Problem details: Extract every line below that contains the word "text".

Given data:
═══

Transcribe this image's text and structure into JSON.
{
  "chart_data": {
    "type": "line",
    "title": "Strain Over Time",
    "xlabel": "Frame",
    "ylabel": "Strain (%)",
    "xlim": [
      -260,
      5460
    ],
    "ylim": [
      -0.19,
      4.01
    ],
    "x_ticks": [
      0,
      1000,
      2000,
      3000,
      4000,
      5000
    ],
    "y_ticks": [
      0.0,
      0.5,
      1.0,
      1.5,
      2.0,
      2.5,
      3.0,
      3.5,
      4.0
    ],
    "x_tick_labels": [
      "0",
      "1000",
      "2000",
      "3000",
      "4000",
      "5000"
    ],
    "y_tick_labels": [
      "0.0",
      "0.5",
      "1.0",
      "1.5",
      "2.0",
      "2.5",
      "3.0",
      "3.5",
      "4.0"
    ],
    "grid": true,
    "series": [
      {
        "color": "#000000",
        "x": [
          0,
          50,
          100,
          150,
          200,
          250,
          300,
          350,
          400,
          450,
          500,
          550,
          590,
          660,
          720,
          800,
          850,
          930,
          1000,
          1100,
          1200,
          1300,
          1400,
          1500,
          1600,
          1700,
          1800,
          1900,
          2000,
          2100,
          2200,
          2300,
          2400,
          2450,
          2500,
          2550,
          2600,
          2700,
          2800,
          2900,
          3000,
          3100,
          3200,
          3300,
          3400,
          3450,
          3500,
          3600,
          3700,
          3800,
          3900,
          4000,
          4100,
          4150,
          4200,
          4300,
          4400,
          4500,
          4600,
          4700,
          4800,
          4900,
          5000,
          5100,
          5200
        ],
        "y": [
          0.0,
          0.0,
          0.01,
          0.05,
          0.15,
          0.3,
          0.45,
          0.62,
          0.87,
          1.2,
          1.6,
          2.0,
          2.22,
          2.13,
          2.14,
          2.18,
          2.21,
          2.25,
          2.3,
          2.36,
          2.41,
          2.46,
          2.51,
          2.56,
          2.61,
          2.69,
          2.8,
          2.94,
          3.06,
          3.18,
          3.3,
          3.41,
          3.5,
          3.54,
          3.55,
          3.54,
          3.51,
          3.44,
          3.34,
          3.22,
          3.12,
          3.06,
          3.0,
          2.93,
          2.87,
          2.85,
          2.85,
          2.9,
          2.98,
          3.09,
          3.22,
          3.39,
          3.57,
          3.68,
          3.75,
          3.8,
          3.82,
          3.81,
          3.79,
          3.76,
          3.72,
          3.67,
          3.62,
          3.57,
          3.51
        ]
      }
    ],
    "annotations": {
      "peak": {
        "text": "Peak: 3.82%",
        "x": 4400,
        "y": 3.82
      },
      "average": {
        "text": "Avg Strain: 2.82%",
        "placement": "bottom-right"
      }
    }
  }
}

═══

Exercise result:
Transcribe this image's text and structure into JSON.
        "text": "Peak: 3.82%",
        "text": "Avg Strain: 2.82%",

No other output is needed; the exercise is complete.